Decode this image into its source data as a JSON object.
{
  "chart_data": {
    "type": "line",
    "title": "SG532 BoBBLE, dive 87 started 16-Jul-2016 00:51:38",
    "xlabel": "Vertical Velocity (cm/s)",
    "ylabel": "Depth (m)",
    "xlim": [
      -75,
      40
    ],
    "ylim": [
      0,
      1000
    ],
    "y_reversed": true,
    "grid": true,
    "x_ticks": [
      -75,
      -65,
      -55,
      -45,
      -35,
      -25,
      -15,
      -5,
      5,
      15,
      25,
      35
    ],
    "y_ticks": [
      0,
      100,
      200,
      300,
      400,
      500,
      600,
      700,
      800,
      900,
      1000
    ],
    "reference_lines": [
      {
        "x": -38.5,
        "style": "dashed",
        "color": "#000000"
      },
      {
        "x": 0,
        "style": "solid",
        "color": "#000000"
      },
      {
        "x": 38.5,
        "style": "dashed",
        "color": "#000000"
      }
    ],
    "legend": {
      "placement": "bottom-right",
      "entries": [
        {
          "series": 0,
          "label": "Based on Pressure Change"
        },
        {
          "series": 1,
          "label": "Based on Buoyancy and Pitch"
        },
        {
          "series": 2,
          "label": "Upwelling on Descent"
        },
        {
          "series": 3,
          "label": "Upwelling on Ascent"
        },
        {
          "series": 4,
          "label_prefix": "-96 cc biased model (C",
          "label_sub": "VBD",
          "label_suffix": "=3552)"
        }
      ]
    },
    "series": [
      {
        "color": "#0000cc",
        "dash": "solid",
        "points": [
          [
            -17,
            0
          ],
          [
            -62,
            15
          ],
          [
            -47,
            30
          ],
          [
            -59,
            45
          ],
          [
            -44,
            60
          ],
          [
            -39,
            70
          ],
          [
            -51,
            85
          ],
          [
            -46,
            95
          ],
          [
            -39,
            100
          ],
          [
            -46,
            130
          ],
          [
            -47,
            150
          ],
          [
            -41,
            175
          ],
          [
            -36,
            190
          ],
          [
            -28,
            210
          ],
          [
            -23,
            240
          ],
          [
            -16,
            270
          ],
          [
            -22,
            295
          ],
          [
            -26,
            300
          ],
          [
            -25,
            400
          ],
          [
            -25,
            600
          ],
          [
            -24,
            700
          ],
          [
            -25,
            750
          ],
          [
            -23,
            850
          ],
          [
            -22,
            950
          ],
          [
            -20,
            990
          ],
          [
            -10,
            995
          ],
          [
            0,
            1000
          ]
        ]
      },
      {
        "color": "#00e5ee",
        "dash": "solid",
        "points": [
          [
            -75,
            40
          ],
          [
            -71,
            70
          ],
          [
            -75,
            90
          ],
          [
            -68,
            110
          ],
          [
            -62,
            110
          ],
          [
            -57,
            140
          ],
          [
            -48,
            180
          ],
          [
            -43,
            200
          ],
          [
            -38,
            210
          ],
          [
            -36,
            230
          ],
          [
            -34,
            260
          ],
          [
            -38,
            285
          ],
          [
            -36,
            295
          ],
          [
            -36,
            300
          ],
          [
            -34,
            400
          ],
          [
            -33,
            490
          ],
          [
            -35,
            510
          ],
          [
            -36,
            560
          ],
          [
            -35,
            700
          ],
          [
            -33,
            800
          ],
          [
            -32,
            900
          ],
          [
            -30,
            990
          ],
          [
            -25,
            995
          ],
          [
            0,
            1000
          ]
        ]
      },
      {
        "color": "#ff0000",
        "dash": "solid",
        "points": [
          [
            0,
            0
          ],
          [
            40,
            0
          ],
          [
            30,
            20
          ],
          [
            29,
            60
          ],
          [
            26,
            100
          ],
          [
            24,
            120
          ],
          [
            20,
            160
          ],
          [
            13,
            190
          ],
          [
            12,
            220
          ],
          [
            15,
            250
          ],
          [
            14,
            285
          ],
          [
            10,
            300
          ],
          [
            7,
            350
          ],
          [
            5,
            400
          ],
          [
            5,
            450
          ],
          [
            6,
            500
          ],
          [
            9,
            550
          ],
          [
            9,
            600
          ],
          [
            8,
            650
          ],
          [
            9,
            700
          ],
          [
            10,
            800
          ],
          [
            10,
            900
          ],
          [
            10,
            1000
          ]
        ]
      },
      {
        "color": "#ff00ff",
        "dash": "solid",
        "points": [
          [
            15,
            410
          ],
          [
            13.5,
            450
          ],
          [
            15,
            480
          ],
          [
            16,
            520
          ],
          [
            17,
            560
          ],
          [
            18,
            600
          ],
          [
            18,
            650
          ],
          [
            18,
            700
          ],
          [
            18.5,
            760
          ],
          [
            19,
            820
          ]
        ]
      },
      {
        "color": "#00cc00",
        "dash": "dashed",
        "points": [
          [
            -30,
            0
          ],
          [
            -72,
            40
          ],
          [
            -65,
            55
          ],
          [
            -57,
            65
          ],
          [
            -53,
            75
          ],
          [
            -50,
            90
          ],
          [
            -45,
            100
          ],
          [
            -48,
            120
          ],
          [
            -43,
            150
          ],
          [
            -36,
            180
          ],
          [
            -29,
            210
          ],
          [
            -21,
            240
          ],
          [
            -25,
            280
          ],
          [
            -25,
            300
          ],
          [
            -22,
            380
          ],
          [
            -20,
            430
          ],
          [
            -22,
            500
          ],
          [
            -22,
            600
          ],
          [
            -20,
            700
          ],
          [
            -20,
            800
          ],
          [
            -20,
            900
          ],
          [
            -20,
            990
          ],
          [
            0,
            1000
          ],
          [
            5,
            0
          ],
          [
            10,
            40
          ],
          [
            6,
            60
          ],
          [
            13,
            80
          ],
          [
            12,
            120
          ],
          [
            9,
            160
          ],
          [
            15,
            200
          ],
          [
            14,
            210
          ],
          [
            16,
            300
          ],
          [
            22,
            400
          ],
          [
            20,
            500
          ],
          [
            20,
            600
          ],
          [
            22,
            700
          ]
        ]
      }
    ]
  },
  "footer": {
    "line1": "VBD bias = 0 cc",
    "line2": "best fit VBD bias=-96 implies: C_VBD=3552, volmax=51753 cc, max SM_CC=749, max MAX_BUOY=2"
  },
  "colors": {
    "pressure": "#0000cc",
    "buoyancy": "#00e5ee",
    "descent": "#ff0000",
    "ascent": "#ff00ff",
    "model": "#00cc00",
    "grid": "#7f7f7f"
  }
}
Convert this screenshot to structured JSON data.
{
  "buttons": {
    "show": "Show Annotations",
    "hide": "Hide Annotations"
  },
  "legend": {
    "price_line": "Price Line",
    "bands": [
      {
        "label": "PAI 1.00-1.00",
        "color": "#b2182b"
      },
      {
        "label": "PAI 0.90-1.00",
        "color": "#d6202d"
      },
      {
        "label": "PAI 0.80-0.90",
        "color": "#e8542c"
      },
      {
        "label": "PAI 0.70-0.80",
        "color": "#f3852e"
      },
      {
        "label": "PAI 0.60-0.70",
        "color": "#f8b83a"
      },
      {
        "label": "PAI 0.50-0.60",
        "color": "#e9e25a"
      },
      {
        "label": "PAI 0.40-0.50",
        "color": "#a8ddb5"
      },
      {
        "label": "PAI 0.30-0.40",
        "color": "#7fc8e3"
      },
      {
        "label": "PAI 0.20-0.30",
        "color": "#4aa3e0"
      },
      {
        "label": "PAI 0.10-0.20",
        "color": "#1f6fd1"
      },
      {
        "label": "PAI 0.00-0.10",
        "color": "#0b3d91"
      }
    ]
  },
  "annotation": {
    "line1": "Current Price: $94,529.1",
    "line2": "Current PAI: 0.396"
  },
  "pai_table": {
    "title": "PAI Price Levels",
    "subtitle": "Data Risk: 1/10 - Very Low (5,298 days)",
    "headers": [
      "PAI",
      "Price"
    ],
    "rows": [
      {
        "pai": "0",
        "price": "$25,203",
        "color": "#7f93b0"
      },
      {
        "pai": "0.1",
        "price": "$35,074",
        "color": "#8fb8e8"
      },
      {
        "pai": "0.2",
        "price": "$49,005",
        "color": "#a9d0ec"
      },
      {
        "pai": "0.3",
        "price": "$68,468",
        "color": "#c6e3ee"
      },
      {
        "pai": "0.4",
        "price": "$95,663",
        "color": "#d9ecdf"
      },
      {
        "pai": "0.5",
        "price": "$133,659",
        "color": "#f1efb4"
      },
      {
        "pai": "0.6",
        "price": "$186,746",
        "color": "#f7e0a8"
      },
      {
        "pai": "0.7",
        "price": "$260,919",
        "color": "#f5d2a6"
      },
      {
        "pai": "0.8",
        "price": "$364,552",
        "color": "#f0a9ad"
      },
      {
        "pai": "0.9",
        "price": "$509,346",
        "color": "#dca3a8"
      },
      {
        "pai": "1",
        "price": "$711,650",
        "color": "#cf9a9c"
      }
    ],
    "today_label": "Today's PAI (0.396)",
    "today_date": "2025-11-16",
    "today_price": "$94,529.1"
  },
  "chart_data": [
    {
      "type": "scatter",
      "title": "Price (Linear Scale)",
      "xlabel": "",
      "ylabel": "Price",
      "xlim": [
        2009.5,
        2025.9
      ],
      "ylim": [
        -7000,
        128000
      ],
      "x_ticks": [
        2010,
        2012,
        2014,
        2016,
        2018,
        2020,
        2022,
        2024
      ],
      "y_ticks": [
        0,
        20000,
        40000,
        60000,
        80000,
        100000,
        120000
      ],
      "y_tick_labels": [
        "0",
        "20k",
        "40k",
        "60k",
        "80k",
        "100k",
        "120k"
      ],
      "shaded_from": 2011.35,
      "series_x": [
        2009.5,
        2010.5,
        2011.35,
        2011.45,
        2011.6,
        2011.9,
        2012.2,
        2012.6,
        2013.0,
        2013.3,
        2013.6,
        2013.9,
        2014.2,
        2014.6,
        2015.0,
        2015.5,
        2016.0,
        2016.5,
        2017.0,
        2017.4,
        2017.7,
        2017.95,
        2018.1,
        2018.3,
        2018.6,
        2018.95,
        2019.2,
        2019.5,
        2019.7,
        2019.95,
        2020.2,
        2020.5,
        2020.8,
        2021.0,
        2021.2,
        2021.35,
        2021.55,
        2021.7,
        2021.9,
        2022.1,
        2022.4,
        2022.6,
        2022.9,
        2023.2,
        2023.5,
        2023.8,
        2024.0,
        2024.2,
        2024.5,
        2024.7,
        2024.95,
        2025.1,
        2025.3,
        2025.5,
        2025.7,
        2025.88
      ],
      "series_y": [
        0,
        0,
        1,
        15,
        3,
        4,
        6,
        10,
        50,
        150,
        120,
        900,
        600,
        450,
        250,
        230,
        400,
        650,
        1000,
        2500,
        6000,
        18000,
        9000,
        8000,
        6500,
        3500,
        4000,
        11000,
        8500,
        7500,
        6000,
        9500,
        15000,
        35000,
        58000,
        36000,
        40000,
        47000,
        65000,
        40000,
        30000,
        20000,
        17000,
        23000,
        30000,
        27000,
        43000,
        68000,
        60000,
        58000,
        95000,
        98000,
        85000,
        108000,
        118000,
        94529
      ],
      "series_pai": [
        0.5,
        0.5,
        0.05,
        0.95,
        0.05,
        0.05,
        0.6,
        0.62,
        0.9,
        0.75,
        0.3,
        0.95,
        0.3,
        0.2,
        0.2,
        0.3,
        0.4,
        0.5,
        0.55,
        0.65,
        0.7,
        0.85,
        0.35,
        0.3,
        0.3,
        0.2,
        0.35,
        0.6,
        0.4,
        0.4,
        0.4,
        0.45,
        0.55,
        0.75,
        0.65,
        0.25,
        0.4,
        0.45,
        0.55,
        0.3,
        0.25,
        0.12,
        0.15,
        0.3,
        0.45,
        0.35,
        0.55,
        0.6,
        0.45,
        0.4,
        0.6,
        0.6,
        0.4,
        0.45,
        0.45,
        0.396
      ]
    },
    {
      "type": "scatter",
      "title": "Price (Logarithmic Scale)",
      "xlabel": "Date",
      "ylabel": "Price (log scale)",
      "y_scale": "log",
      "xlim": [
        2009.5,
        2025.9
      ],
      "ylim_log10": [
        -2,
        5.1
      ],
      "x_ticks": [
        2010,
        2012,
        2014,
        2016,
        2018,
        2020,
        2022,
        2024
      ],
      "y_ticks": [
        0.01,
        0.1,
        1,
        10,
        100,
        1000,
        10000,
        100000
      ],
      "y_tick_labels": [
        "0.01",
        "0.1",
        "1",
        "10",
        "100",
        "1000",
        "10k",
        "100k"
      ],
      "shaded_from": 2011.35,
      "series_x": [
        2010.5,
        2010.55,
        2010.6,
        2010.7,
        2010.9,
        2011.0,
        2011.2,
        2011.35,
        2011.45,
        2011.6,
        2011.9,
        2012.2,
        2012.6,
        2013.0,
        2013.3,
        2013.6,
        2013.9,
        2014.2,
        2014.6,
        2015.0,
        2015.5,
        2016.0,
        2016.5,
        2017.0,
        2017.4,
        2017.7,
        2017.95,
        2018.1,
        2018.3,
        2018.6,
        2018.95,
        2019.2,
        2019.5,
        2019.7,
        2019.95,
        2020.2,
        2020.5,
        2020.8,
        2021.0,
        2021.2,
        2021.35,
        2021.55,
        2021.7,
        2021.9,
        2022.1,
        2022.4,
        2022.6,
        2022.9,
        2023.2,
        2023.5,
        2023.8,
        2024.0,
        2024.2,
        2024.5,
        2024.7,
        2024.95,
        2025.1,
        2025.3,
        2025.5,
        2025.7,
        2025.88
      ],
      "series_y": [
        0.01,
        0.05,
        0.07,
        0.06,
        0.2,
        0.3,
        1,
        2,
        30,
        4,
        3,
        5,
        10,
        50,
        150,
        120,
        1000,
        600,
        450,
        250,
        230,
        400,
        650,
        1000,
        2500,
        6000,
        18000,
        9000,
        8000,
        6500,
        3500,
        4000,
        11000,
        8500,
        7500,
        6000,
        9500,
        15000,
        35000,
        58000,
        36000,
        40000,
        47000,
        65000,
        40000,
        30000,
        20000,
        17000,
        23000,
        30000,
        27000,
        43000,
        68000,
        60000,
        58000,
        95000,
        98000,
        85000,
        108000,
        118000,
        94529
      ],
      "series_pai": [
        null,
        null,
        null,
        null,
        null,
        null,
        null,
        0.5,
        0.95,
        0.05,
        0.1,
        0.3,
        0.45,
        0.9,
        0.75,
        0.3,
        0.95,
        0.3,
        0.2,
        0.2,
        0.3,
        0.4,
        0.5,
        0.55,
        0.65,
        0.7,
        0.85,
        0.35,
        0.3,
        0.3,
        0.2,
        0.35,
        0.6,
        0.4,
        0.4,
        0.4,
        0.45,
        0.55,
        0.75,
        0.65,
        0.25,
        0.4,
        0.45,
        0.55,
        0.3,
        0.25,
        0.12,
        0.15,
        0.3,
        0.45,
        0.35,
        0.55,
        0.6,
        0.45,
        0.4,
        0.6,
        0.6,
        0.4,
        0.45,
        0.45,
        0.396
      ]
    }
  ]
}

GOAL:
From the records, copy every line that has the string "Upwelling" in it.

EXERCISE RESULT:
          "label": "Upwelling on Descent"
          "label": "Upwelling on Ascent"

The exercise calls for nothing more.